**Written problem:** Return each entry exactly, omitting nothing.

(Extracted records)
====

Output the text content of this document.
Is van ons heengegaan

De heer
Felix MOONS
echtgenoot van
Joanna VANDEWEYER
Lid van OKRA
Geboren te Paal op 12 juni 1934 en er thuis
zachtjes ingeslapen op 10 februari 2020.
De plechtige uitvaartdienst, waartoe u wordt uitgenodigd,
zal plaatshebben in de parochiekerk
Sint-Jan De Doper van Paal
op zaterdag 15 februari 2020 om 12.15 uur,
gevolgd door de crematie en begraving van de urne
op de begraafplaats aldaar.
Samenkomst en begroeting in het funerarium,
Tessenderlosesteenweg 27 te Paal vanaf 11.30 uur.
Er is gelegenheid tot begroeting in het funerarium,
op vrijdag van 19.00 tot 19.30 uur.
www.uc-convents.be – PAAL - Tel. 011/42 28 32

====

**Completed task:**
Output the text content of this document.
Is van ons heengegaan

De heer
Felix MOONS
echtgenoot van
Joanna VANDEWEYER
Lid van OKRA
Geboren te Paal op 12 juni 1934 en er thuis
zachtjes ingeslapen op 10 februari 2020.
De plechtige uitvaartdienst, waartoe u wordt uitgenodigd,
zal plaatshebben in de parochiekerk
Sint-Jan De Doper van Paal
op zaterdag 15 februari 2020 om 12.15 uur,
gevolgd door de crematie en begraving van de urne
op de begraafplaats aldaar.
Samenkomst en begroeting in het funerarium,
Tessenderlosesteenweg 27 te Paal vanaf 11.30 uur.
Er is gelegenheid tot begroeting in het funerarium,
op vrijdag van 19.00 tot 19.30 uur.
www.uc-convents.be – PAAL - Tel. 011/42 28 32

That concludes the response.